— begin —

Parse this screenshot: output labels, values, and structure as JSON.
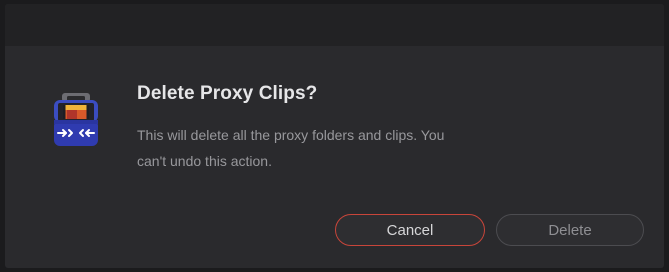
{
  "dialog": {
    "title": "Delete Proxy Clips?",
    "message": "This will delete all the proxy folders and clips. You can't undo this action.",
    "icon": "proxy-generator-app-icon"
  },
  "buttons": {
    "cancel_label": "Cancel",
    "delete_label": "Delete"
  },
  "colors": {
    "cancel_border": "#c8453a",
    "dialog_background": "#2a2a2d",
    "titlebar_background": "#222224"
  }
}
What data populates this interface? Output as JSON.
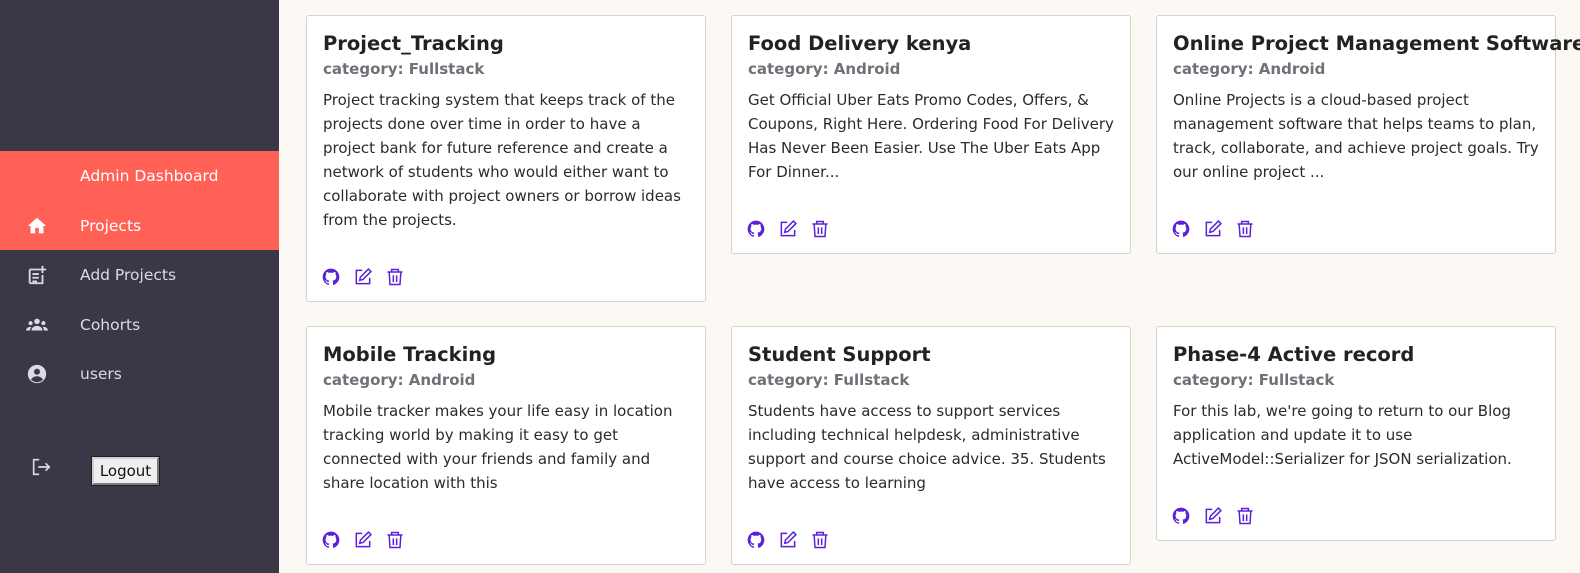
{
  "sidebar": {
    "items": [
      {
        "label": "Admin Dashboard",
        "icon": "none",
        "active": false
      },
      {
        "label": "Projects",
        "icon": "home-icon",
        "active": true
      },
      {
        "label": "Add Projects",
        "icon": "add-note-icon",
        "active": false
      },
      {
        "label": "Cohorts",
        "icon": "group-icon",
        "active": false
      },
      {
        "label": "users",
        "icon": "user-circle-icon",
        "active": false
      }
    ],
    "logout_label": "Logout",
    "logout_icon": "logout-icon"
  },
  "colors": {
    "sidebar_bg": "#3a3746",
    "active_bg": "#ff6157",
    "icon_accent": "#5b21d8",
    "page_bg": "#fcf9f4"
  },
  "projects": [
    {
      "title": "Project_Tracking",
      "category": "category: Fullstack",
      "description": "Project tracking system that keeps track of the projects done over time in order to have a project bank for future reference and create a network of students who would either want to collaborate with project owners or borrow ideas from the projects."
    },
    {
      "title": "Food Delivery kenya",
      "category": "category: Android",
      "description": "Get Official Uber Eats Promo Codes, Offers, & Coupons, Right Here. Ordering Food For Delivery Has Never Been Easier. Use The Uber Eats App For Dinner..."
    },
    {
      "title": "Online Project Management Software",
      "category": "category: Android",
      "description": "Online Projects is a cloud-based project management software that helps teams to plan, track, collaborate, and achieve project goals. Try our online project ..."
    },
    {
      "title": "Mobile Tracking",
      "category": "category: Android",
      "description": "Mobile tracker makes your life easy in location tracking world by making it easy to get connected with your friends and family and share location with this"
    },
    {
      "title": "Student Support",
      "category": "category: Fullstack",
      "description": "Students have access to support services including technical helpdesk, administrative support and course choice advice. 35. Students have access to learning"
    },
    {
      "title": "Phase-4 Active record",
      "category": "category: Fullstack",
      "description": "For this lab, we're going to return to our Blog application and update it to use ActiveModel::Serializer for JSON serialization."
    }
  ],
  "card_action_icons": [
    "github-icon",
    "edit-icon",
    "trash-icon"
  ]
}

— end —
— begin —

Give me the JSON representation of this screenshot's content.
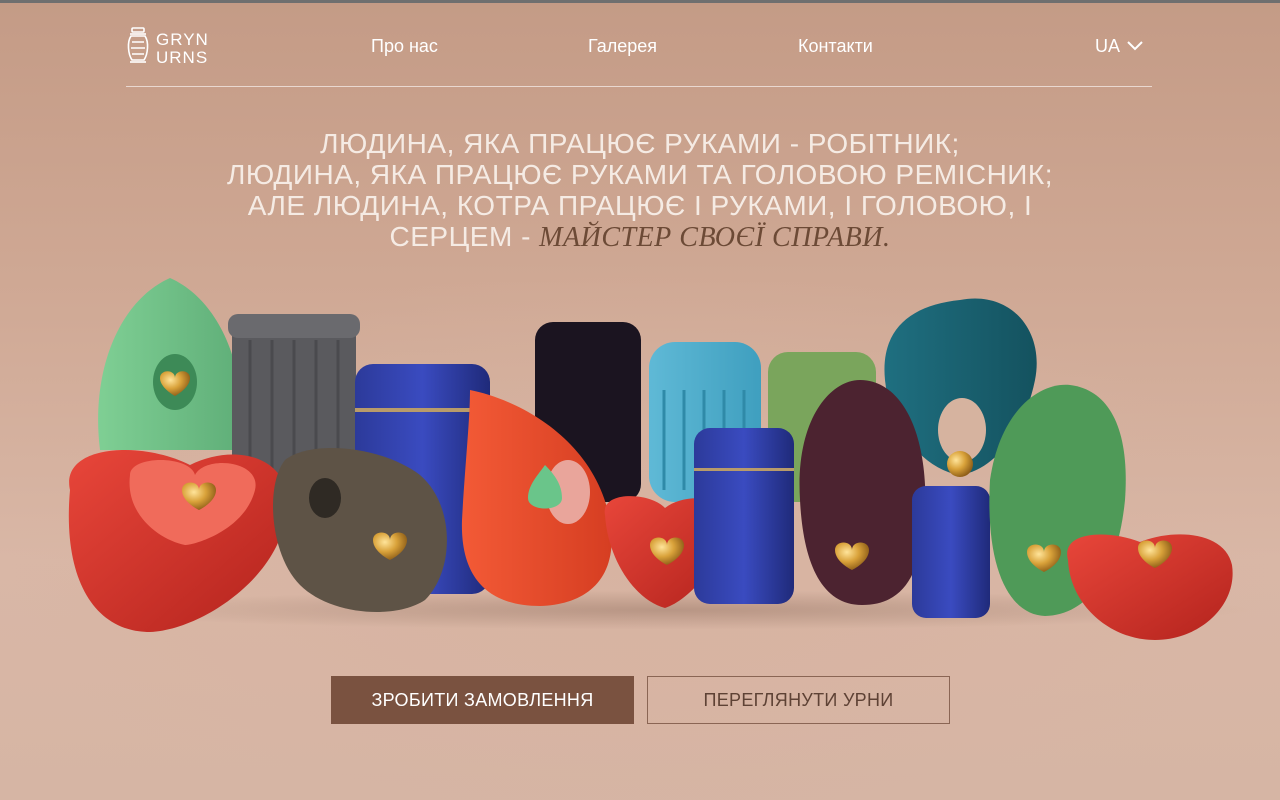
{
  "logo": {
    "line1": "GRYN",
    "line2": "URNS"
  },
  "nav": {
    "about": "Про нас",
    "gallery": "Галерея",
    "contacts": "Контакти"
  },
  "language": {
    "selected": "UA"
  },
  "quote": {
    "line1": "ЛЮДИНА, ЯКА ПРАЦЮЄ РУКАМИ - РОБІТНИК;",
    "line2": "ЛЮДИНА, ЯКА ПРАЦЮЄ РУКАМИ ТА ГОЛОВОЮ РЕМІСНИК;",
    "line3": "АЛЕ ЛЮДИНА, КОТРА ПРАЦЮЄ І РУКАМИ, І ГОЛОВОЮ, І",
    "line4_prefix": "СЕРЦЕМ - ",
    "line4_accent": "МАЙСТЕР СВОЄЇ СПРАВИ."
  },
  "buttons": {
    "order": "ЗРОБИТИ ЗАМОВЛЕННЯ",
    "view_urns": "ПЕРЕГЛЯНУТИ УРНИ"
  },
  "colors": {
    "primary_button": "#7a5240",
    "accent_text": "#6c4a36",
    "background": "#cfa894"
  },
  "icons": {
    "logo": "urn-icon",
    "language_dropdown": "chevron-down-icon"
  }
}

— end —
— begin —

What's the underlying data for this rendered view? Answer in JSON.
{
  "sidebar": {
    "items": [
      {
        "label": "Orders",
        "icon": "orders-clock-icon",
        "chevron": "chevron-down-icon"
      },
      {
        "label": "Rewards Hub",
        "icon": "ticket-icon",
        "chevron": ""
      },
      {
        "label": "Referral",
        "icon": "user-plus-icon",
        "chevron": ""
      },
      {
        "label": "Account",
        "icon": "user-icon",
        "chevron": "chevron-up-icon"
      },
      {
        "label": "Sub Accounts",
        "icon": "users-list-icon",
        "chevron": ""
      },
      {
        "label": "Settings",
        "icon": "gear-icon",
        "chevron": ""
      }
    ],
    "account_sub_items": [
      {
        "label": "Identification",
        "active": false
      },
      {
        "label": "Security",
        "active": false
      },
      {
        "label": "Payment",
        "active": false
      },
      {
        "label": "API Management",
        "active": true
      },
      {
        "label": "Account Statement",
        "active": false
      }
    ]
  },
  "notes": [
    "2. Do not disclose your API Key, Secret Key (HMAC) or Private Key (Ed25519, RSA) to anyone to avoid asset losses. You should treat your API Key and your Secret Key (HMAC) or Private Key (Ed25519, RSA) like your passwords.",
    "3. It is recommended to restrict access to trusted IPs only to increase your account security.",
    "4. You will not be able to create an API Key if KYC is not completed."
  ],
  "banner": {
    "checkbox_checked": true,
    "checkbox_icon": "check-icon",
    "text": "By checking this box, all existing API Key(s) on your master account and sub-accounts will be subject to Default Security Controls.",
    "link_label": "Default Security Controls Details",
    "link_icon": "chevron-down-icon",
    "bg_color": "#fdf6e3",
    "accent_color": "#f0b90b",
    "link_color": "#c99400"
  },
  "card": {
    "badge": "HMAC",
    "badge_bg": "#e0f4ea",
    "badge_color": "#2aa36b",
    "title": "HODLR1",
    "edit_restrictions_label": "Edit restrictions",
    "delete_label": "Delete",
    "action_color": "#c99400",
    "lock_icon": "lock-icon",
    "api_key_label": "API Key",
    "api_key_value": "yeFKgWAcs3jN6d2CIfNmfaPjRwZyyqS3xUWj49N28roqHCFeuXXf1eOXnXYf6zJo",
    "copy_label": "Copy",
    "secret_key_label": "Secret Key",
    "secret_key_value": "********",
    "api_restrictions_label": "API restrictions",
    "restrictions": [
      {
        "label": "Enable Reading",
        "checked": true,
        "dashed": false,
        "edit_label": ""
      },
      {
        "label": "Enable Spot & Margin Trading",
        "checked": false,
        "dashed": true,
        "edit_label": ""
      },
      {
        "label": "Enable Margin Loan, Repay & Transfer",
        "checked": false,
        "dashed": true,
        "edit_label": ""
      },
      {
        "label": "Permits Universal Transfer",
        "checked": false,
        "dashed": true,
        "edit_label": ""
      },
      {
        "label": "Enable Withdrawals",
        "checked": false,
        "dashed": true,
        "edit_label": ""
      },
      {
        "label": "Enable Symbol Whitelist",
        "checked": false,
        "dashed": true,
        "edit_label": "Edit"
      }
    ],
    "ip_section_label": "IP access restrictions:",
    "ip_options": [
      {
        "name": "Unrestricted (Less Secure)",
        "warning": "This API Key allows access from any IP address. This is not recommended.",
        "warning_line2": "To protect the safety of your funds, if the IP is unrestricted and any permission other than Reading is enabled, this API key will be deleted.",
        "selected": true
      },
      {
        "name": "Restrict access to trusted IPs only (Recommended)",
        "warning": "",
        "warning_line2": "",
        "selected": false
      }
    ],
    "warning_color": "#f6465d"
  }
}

— end —

Required task: Which lines of the material contain the string "Mobile"? List each of them.

Solution:
      "title": "Mobile Tracking",
      "description": "Mobile tracker makes your life easy in location tracking world by making it easy to get connected with your friends and family and share location with this"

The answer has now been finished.